■ Exercise
Your job is to retype all of the data word for word, leaving every image out.
━━━ Dataset extract
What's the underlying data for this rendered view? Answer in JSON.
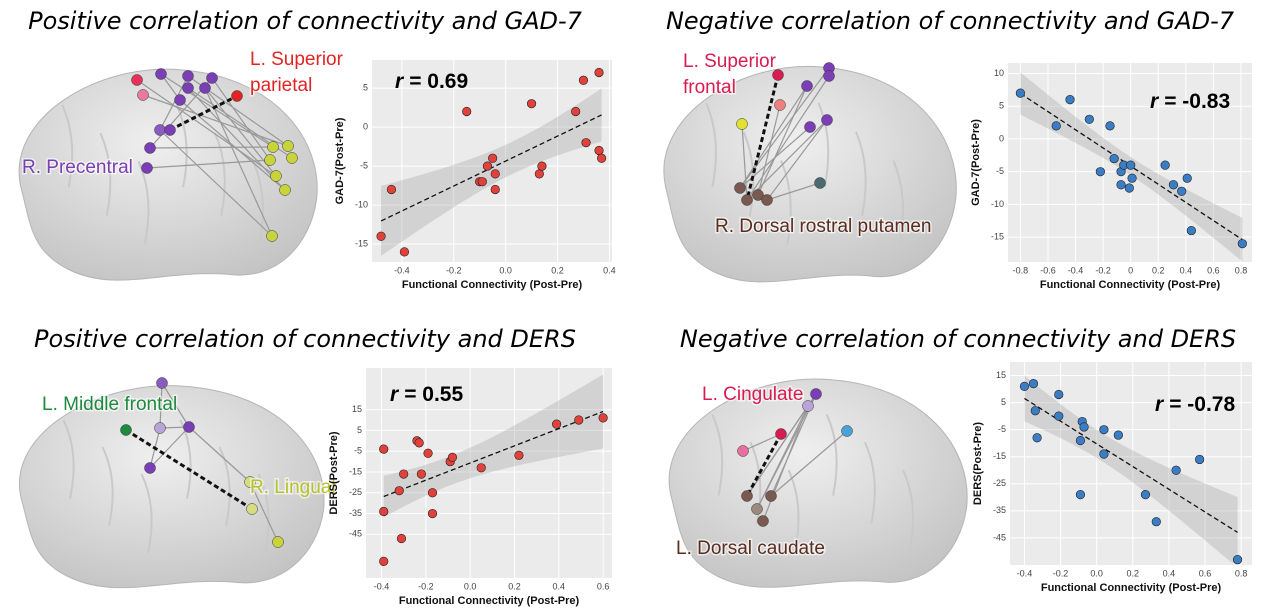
{
  "chart_data": [
    {
      "type": "scatter",
      "title": "Positive correlation of connectivity and GAD-7",
      "stat_symbol": "r",
      "stat_value": "= 0.69",
      "xlabel": "Functional Connectivity (Post-Pre)",
      "ylabel": "GAD-7(Post-Pre)",
      "color": "#e0413a",
      "grid": true,
      "trend_line": true,
      "x": [
        -0.48,
        -0.39,
        -0.44,
        -0.15,
        -0.1,
        -0.09,
        -0.07,
        -0.05,
        -0.04,
        -0.04,
        0.1,
        0.13,
        0.14,
        0.27,
        0.3,
        0.31,
        0.36,
        0.36,
        0.37
      ],
      "values": [
        -14,
        -16,
        -8,
        2,
        -7,
        -7,
        -5,
        -4,
        -6,
        -8,
        3,
        -6,
        -5,
        2,
        6,
        -2,
        7,
        -3,
        -4
      ],
      "xlim": [
        -0.515,
        0.41
      ],
      "ylim": [
        -17.3,
        8.6
      ],
      "xticks": [
        -0.4,
        -0.2,
        {
          "value": 0,
          "label": "0.0"
        },
        0.2,
        0.4
      ],
      "yticks": [
        5,
        0,
        -5,
        -10,
        -15
      ],
      "region_labels": [
        {
          "lines": [
            "L. Superior",
            "parietal"
          ],
          "color": "#e02424"
        },
        {
          "lines": [
            "R. Precentral"
          ],
          "color": "#7a3fb0"
        }
      ]
    },
    {
      "type": "scatter",
      "title": "Negative correlation of connectivity and GAD-7",
      "stat_symbol": "r",
      "stat_value": "= -0.83",
      "xlabel": "Functional Connectivity (Post-Pre)",
      "ylabel": "GAD-7(Post-Pre)",
      "color": "#3b7dc4",
      "grid": true,
      "trend_line": true,
      "x": [
        -0.8,
        -0.54,
        -0.44,
        -0.3,
        -0.22,
        -0.15,
        -0.12,
        -0.07,
        -0.05,
        -0.01,
        -0.07,
        0.0,
        0.01,
        0.25,
        0.31,
        0.37,
        0.41,
        0.44,
        0.81
      ],
      "values": [
        7,
        2,
        6,
        3,
        -5,
        2,
        -3,
        -5,
        -4,
        -7.5,
        -7,
        -4,
        -6,
        -4,
        -7,
        -8,
        -6,
        -14,
        -16
      ],
      "xlim": [
        -0.89,
        0.88
      ],
      "ylim": [
        -18.8,
        11.6
      ],
      "xticks": [
        -0.8,
        -0.6,
        -0.4,
        -0.2,
        {
          "value": 0,
          "label": "0"
        },
        0.2,
        0.4,
        0.6,
        0.8
      ],
      "yticks": [
        10,
        5,
        0,
        -5,
        -10,
        -15
      ],
      "region_labels": [
        {
          "lines": [
            "L. Superior",
            "frontal"
          ],
          "color": "#d81b50"
        },
        {
          "lines": [
            "R. Dorsal rostral putamen"
          ],
          "color": "#5a2d1e"
        }
      ]
    },
    {
      "type": "scatter",
      "title": "Positive correlation of connectivity and DERS",
      "stat_symbol": "r",
      "stat_value": "= 0.55",
      "xlabel": "Functional Connectivity (Post-Pre)",
      "ylabel": "DERS(Post-Pre)",
      "color": "#e0413a",
      "grid": true,
      "trend_line": true,
      "x": [
        -0.39,
        -0.39,
        -0.39,
        -0.32,
        -0.31,
        -0.3,
        -0.24,
        -0.23,
        -0.22,
        -0.19,
        -0.17,
        -0.17,
        -0.09,
        -0.08,
        0.05,
        0.22,
        0.39,
        0.49,
        0.6
      ],
      "values": [
        -4,
        -34,
        -58,
        -24,
        -47,
        -16,
        0,
        -1,
        -16,
        -6,
        -25,
        -35,
        -10,
        -8,
        -13,
        -7,
        8,
        10,
        11
      ],
      "xlim": [
        -0.47,
        0.64
      ],
      "ylim": [
        -66,
        35
      ],
      "xticks": [
        -0.4,
        -0.2,
        {
          "value": 0,
          "label": "0.0"
        },
        0.2,
        0.4,
        0.6
      ],
      "yticks": [
        15,
        5,
        -5,
        -15,
        -25,
        -35,
        -45
      ],
      "region_labels": [
        {
          "lines": [
            "L. Middle frontal"
          ],
          "color": "#1e8a3e"
        },
        {
          "lines": [
            "R. Lingual"
          ],
          "color": "#b5c22a"
        }
      ]
    },
    {
      "type": "scatter",
      "title": "Negative correlation of connectivity and DERS",
      "stat_symbol": "r",
      "stat_value": "= -0.78",
      "xlabel": "Functional Connectivity (Post-Pre)",
      "ylabel": "DERS(Post-Pre)",
      "color": "#3b7dc4",
      "grid": true,
      "trend_line": true,
      "x": [
        -0.4,
        -0.35,
        -0.34,
        -0.33,
        -0.21,
        -0.21,
        -0.08,
        -0.07,
        -0.09,
        -0.09,
        0.04,
        0.04,
        0.12,
        0.27,
        0.33,
        0.44,
        0.57,
        0.78
      ],
      "values": [
        11,
        12,
        2,
        -8,
        8,
        0,
        -2,
        -4,
        -9,
        -29,
        -5,
        -14,
        -7,
        -29,
        -39,
        -20,
        -16,
        -53
      ],
      "xlim": [
        -0.48,
        0.86
      ],
      "ylim": [
        -55,
        20
      ],
      "xticks": [
        -0.4,
        -0.2,
        {
          "value": 0,
          "label": "0.0"
        },
        0.2,
        0.4,
        0.6,
        0.8
      ],
      "yticks": [
        15,
        5,
        -5,
        -15,
        -25,
        -35,
        -45
      ],
      "region_labels": [
        {
          "lines": [
            "L. Cingulate"
          ],
          "color": "#d81b50"
        },
        {
          "lines": [
            "L. Dorsal caudate"
          ],
          "color": "#5a2d1e"
        }
      ]
    }
  ]
}
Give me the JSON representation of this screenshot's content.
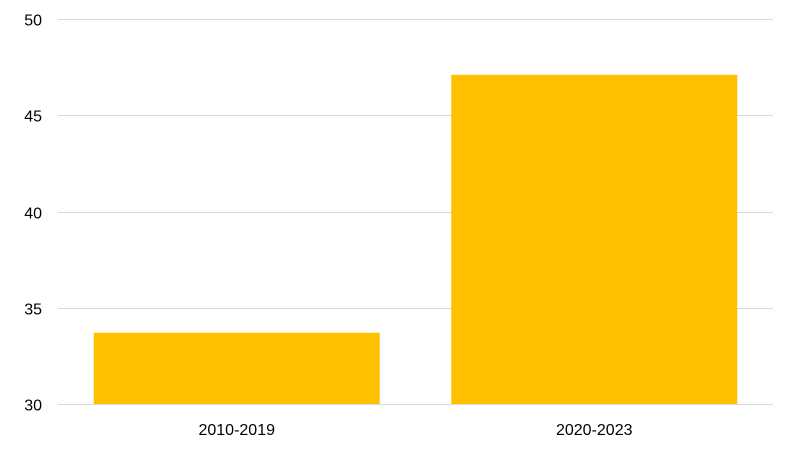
{
  "chart_data": {
    "type": "bar",
    "categories": [
      "2010-2019",
      "2020-2023"
    ],
    "values": [
      33.7,
      47.1
    ],
    "ylim": [
      30,
      50
    ],
    "yticks": [
      "30",
      "35",
      "40",
      "45",
      "50"
    ],
    "grid": true,
    "legend": "none",
    "bar_color": "#FFC000",
    "grid_color": "#D9D9D9"
  }
}
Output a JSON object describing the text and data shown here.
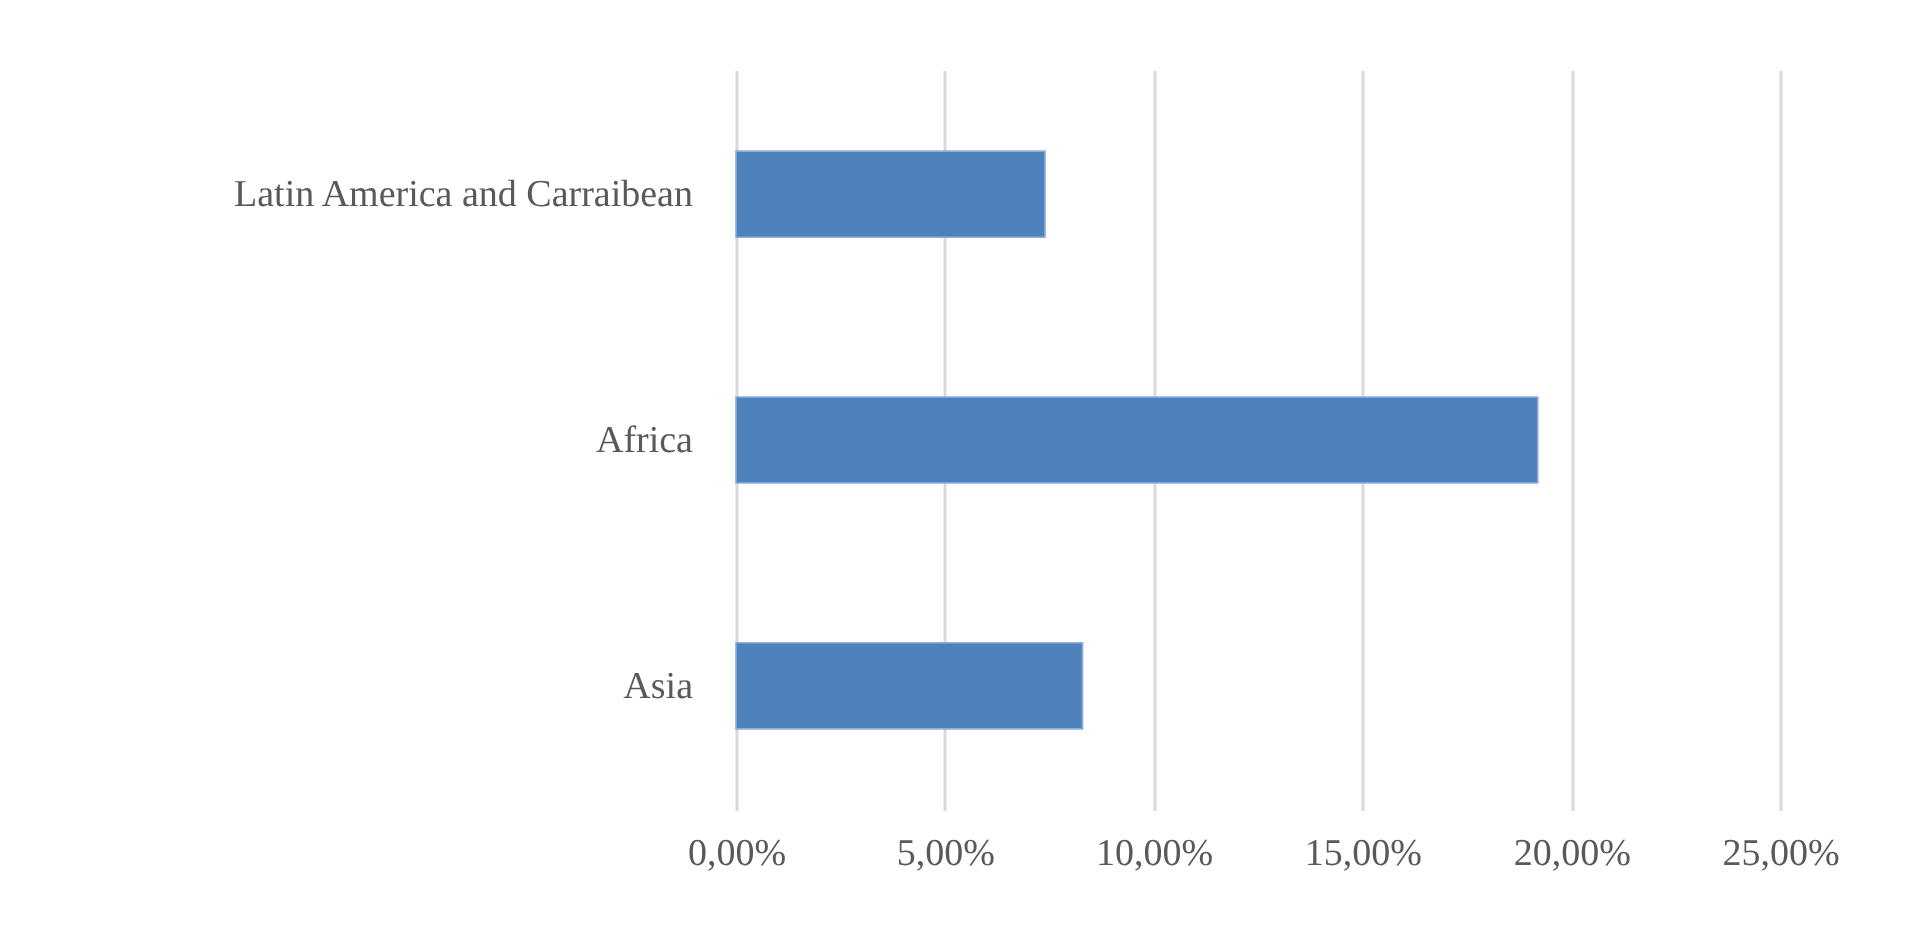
{
  "chart_data": {
    "type": "bar",
    "orientation": "horizontal",
    "categories": [
      "Latin America and Carraibean",
      "Africa",
      "Asia"
    ],
    "values": [
      7.4,
      19.2,
      8.3
    ],
    "color": "#4f81bd",
    "xlim": [
      0,
      25
    ],
    "xticks": [
      {
        "value": 0,
        "label": "0,00%"
      },
      {
        "value": 5,
        "label": "5,00%"
      },
      {
        "value": 10,
        "label": "10,00%"
      },
      {
        "value": 15,
        "label": "15,00%"
      },
      {
        "value": 20,
        "label": "20,00%"
      },
      {
        "value": 25,
        "label": "25,00%"
      }
    ],
    "grid": "x"
  }
}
━━━━━━
■ Final result
What's the underlying data for this rendered view? Answer in JSON.
{
  "chart_data": [
    {
      "type": "scatter",
      "title": "Positive correlation of connectivity and GAD-7",
      "stat_symbol": "r",
      "stat_value": "= 0.69",
      "xlabel": "Functional Connectivity (Post-Pre)",
      "ylabel": "GAD-7(Post-Pre)",
      "color": "#e0413a",
      "grid": true,
      "trend_line": true,
      "x": [
        -0.48,
        -0.39,
        -0.44,
        -0.15,
        -0.1,
        -0.09,
        -0.07,
        -0.05,
        -0.04,
        -0.04,
        0.1,
        0.13,
        0.14,
        0.27,
        0.3,
        0.31,
        0.36,
        0.36,
        0.37
      ],
      "values": [
        -14,
        -16,
        -8,
        2,
        -7,
        -7,
        -5,
        -4,
        -6,
        -8,
        3,
        -6,
        -5,
        2,
        6,
        -2,
        7,
        -3,
        -4
      ],
      "xlim": [
        -0.515,
        0.41
      ],
      "ylim": [
        -17.3,
        8.6
      ],
      "xticks": [
        -0.4,
        -0.2,
        {
          "value": 0,
          "label": "0.0"
        },
        0.2,
        0.4
      ],
      "yticks": [
        5,
        0,
        -5,
        -10,
        -15
      ],
      "region_labels": [
        {
          "lines": [
            "L. Superior",
            "parietal"
          ],
          "color": "#e02424"
        },
        {
          "lines": [
            "R. Precentral"
          ],
          "color": "#7a3fb0"
        }
      ]
    },
    {
      "type": "scatter",
      "title": "Negative correlation of connectivity and GAD-7",
      "stat_symbol": "r",
      "stat_value": "= -0.83",
      "xlabel": "Functional Connectivity (Post-Pre)",
      "ylabel": "GAD-7(Post-Pre)",
      "color": "#3b7dc4",
      "grid": true,
      "trend_line": true,
      "x": [
        -0.8,
        -0.54,
        -0.44,
        -0.3,
        -0.22,
        -0.15,
        -0.12,
        -0.07,
        -0.05,
        -0.01,
        -0.07,
        0.0,
        0.01,
        0.25,
        0.31,
        0.37,
        0.41,
        0.44,
        0.81
      ],
      "values": [
        7,
        2,
        6,
        3,
        -5,
        2,
        -3,
        -5,
        -4,
        -7.5,
        -7,
        -4,
        -6,
        -4,
        -7,
        -8,
        -6,
        -14,
        -16
      ],
      "xlim": [
        -0.89,
        0.88
      ],
      "ylim": [
        -18.8,
        11.6
      ],
      "xticks": [
        -0.8,
        -0.6,
        -0.4,
        -0.2,
        {
          "value": 0,
          "label": "0"
        },
        0.2,
        0.4,
        0.6,
        0.8
      ],
      "yticks": [
        10,
        5,
        0,
        -5,
        -10,
        -15
      ],
      "region_labels": [
        {
          "lines": [
            "L. Superior",
            "frontal"
          ],
          "color": "#d81b50"
        },
        {
          "lines": [
            "R. Dorsal rostral putamen"
          ],
          "color": "#5a2d1e"
        }
      ]
    },
    {
      "type": "scatter",
      "title": "Positive correlation of connectivity and DERS",
      "stat_symbol": "r",
      "stat_value": "= 0.55",
      "xlabel": "Functional Connectivity (Post-Pre)",
      "ylabel": "DERS(Post-Pre)",
      "color": "#e0413a",
      "grid": true,
      "trend_line": true,
      "x": [
        -0.39,
        -0.39,
        -0.39,
        -0.32,
        -0.31,
        -0.3,
        -0.24,
        -0.23,
        -0.22,
        -0.19,
        -0.17,
        -0.17,
        -0.09,
        -0.08,
        0.05,
        0.22,
        0.39,
        0.49,
        0.6
      ],
      "values": [
        -4,
        -34,
        -58,
        -24,
        -47,
        -16,
        0,
        -1,
        -16,
        -6,
        -25,
        -35,
        -10,
        -8,
        -13,
        -7,
        8,
        10,
        11
      ],
      "xlim": [
        -0.47,
        0.64
      ],
      "ylim": [
        -66,
        35
      ],
      "xticks": [
        -0.4,
        -0.2,
        {
          "value": 0,
          "label": "0.0"
        },
        0.2,
        0.4,
        0.6
      ],
      "yticks": [
        15,
        5,
        -5,
        -15,
        -25,
        -35,
        -45
      ],
      "region_labels": [
        {
          "lines": [
            "L. Middle frontal"
          ],
          "color": "#1e8a3e"
        },
        {
          "lines": [
            "R. Lingual"
          ],
          "color": "#b5c22a"
        }
      ]
    },
    {
      "type": "scatter",
      "title": "Negative correlation of connectivity and DERS",
      "stat_symbol": "r",
      "stat_value": "= -0.78",
      "xlabel": "Functional Connectivity (Post-Pre)",
      "ylabel": "DERS(Post-Pre)",
      "color": "#3b7dc4",
      "grid": true,
      "trend_line": true,
      "x": [
        -0.4,
        -0.35,
        -0.34,
        -0.33,
        -0.21,
        -0.21,
        -0.08,
        -0.07,
        -0.09,
        -0.09,
        0.04,
        0.04,
        0.12,
        0.27,
        0.33,
        0.44,
        0.57,
        0.78
      ],
      "values": [
        11,
        12,
        2,
        -8,
        8,
        0,
        -2,
        -4,
        -9,
        -29,
        -5,
        -14,
        -7,
        -29,
        -39,
        -20,
        -16,
        -53
      ],
      "xlim": [
        -0.48,
        0.86
      ],
      "ylim": [
        -55,
        20
      ],
      "xticks": [
        -0.4,
        -0.2,
        {
          "value": 0,
          "label": "0.0"
        },
        0.2,
        0.4,
        0.6,
        0.8
      ],
      "yticks": [
        15,
        5,
        -5,
        -15,
        -25,
        -35,
        -45
      ],
      "region_labels": [
        {
          "lines": [
            "L. Cingulate"
          ],
          "color": "#d81b50"
        },
        {
          "lines": [
            "L. Dorsal caudate"
          ],
          "color": "#5a2d1e"
        }
      ]
    }
  ]
}
Give me the JSON representation of this screenshot's content.
{
  "chart_data": {
    "type": "bar",
    "categories": [
      "2010-2019",
      "2020-2023"
    ],
    "values": [
      33.7,
      47.1
    ],
    "ylim": [
      30,
      50
    ],
    "yticks": [
      "30",
      "35",
      "40",
      "45",
      "50"
    ],
    "grid": true,
    "legend": "none",
    "bar_color": "#FFC000",
    "grid_color": "#D9D9D9"
  }
}
Output a JSON object describing the text and data shown here.
{
  "chart_data": {
    "type": "bar",
    "orientation": "horizontal",
    "categories": [
      "Latin America and Carraibean",
      "Africa",
      "Asia"
    ],
    "values": [
      7.4,
      19.2,
      8.3
    ],
    "color": "#4f81bd",
    "xlim": [
      0,
      25
    ],
    "xticks": [
      {
        "value": 0,
        "label": "0,00%"
      },
      {
        "value": 5,
        "label": "5,00%"
      },
      {
        "value": 10,
        "label": "10,00%"
      },
      {
        "value": 15,
        "label": "15,00%"
      },
      {
        "value": 20,
        "label": "20,00%"
      },
      {
        "value": 25,
        "label": "25,00%"
      }
    ],
    "grid": "x"
  }
}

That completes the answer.